• [Written problem]:
Extract from the listing each line in which the word "name" appears.
---+---
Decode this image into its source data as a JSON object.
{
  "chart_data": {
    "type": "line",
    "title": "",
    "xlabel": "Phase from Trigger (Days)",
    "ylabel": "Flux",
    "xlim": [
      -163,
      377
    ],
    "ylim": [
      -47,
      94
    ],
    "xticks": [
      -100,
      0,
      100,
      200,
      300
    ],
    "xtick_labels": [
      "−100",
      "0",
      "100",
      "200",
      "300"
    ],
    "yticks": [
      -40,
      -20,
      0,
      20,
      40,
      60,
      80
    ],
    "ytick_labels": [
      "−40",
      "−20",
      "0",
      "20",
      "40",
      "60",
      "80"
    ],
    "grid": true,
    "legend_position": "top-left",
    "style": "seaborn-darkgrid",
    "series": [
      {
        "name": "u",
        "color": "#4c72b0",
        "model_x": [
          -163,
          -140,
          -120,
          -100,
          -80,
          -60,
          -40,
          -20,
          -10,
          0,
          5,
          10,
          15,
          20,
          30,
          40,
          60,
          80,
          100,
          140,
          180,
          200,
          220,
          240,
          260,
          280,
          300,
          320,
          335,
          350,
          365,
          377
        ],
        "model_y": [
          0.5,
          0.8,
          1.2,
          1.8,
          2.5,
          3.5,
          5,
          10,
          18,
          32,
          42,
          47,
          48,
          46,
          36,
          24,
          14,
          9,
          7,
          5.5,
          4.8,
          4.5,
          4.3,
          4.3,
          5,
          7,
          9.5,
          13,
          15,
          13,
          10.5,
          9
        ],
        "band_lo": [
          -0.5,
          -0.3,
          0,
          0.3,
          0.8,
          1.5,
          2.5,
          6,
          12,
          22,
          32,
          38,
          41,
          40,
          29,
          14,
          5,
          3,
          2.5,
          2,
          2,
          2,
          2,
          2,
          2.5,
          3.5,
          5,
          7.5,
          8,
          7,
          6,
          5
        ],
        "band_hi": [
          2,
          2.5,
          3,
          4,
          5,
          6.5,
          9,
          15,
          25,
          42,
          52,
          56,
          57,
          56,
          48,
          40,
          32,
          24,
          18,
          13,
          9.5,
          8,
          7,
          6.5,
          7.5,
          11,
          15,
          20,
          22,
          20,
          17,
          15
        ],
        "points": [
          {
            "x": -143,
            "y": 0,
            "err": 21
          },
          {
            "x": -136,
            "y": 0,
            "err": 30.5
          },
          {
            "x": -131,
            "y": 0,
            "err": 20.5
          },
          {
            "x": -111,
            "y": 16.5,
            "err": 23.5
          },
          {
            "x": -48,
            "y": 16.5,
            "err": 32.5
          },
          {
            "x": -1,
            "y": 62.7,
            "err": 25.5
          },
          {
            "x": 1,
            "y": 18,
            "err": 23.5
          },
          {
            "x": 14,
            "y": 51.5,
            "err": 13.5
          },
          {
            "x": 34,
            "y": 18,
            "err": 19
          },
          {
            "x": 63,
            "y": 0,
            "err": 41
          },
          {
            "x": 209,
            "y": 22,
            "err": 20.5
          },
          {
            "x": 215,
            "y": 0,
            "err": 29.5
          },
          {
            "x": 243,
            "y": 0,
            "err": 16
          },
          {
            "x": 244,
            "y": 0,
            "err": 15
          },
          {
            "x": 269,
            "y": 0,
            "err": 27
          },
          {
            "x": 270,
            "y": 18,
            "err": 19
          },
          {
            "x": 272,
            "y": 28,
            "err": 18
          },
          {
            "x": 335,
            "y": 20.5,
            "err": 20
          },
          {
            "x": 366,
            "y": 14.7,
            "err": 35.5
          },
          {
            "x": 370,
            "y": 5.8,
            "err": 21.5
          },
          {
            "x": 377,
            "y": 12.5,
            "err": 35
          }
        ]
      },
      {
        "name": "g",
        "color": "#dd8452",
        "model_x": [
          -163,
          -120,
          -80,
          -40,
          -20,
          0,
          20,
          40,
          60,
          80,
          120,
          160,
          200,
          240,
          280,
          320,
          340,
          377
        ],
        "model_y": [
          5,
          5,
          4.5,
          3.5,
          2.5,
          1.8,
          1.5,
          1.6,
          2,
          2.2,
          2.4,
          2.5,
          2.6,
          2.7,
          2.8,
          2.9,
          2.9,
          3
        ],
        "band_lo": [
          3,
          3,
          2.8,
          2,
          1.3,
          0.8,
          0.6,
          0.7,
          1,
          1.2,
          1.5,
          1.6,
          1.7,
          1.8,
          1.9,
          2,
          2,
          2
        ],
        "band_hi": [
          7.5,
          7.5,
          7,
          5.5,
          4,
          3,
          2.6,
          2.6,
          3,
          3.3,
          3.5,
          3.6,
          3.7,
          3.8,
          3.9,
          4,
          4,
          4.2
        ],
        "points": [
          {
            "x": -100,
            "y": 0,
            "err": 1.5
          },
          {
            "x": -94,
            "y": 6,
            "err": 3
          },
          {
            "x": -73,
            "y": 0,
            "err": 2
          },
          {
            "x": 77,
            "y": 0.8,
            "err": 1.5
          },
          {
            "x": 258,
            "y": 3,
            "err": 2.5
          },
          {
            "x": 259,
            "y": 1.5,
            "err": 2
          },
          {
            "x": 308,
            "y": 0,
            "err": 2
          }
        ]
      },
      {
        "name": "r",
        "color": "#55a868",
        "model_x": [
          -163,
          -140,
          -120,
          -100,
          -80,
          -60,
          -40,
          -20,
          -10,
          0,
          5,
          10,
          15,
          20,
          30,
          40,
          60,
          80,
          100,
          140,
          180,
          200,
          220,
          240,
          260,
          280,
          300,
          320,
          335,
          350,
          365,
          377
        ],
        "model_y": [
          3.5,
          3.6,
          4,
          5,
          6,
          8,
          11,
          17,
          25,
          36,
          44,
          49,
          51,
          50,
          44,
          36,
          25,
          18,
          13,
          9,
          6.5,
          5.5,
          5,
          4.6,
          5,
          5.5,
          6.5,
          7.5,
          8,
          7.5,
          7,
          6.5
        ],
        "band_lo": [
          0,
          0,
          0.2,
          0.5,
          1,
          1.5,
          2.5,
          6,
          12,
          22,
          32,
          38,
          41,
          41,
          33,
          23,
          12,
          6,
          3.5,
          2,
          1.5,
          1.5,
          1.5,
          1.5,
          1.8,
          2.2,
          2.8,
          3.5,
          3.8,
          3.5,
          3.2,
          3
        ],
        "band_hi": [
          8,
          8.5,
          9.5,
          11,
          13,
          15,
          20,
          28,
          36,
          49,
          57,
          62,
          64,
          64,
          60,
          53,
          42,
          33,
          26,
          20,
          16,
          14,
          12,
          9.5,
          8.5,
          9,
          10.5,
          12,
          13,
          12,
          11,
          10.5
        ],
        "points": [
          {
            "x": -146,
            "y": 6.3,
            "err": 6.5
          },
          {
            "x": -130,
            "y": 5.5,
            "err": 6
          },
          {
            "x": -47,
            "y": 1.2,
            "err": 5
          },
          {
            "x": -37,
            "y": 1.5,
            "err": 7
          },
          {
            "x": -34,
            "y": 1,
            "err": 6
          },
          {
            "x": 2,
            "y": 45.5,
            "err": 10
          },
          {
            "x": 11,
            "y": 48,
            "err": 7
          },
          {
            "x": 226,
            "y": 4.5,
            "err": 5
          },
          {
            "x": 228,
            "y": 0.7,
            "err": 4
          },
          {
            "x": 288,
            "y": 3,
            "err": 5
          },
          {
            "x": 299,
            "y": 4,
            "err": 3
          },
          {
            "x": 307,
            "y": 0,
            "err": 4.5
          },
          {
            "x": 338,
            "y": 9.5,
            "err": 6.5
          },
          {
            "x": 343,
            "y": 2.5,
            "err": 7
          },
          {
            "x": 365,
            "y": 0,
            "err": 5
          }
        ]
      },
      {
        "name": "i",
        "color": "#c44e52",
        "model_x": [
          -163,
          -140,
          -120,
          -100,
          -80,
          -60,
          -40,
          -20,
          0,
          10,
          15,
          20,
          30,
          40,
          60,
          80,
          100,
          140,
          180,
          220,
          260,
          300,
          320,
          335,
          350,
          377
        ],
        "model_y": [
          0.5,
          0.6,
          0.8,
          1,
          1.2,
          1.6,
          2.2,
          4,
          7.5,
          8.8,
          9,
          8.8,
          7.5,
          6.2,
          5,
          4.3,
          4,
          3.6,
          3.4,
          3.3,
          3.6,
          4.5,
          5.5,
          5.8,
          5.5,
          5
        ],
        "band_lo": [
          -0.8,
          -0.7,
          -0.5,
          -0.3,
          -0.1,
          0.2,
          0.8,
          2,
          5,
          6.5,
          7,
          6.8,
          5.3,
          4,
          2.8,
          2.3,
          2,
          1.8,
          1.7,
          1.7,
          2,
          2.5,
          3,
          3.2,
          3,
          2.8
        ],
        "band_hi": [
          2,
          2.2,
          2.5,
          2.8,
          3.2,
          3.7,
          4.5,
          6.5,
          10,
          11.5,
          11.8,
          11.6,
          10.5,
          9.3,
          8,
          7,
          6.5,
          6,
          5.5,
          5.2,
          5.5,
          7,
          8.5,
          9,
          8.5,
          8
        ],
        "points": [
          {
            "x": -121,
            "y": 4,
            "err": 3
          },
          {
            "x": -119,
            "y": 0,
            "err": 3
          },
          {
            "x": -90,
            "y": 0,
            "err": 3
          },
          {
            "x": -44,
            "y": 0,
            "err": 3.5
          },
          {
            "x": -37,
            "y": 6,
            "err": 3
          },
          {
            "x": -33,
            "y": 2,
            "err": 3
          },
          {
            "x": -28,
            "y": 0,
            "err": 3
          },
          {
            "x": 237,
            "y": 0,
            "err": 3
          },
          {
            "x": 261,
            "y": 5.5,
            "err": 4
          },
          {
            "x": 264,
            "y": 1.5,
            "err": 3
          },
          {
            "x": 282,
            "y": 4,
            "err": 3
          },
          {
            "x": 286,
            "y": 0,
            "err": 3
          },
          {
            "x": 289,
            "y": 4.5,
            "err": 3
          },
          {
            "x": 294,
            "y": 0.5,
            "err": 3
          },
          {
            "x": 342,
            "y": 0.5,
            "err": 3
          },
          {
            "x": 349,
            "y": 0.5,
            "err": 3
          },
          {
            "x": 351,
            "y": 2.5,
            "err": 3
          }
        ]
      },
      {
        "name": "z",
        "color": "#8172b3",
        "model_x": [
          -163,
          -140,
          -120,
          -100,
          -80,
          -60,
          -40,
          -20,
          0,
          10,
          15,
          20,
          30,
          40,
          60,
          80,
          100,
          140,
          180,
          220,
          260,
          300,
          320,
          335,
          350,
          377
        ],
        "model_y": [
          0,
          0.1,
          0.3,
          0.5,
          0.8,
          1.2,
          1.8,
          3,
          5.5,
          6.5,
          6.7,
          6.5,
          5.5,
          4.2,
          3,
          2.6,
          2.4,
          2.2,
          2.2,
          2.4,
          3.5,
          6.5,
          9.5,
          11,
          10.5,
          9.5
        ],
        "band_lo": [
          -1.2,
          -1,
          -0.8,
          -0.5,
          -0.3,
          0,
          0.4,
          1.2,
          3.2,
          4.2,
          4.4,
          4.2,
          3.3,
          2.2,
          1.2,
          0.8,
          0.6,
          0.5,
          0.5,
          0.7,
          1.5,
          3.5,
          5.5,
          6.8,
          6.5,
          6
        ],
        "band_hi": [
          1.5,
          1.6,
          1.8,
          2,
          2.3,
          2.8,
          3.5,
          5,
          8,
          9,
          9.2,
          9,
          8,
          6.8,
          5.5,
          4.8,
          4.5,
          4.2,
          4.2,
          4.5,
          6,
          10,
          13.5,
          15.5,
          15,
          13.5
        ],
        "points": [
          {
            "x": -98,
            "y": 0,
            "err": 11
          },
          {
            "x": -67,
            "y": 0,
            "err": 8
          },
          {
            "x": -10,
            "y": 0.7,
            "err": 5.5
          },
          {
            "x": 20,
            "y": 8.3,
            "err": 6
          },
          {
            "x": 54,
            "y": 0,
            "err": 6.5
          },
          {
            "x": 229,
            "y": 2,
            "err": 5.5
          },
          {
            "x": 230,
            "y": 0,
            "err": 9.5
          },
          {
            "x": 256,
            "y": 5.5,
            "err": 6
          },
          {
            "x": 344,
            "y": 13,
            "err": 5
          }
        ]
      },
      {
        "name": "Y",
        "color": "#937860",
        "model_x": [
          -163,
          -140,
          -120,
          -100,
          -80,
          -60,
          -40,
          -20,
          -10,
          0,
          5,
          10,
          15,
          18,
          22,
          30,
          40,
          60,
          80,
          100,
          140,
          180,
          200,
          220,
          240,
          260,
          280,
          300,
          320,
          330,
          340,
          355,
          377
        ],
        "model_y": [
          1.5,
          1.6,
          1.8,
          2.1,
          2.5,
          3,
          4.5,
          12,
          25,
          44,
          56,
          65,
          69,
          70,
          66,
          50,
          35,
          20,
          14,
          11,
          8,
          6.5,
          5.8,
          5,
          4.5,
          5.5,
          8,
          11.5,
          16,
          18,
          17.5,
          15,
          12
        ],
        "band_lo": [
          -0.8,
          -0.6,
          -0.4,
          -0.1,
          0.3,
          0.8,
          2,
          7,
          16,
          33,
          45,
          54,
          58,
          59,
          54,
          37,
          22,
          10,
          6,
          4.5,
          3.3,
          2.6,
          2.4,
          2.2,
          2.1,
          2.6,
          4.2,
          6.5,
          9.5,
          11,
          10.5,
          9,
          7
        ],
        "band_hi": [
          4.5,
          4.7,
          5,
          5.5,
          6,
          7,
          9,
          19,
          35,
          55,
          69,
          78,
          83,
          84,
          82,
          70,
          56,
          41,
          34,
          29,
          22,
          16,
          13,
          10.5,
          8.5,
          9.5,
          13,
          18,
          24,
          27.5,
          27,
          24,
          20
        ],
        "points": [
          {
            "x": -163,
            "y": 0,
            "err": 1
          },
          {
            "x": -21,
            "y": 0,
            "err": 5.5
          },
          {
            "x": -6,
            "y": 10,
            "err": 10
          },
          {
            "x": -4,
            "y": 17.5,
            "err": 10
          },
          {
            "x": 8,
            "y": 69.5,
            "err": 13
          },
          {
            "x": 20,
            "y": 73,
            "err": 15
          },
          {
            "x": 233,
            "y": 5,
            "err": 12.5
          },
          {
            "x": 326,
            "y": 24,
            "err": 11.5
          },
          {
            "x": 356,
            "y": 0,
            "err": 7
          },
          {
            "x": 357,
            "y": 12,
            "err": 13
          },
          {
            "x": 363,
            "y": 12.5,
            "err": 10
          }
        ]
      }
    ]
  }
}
---+---
• [The response]:
        "name": "u",
        "name": "g",
        "name": "r",
        "name": "i",
        "name": "z",
        "name": "Y",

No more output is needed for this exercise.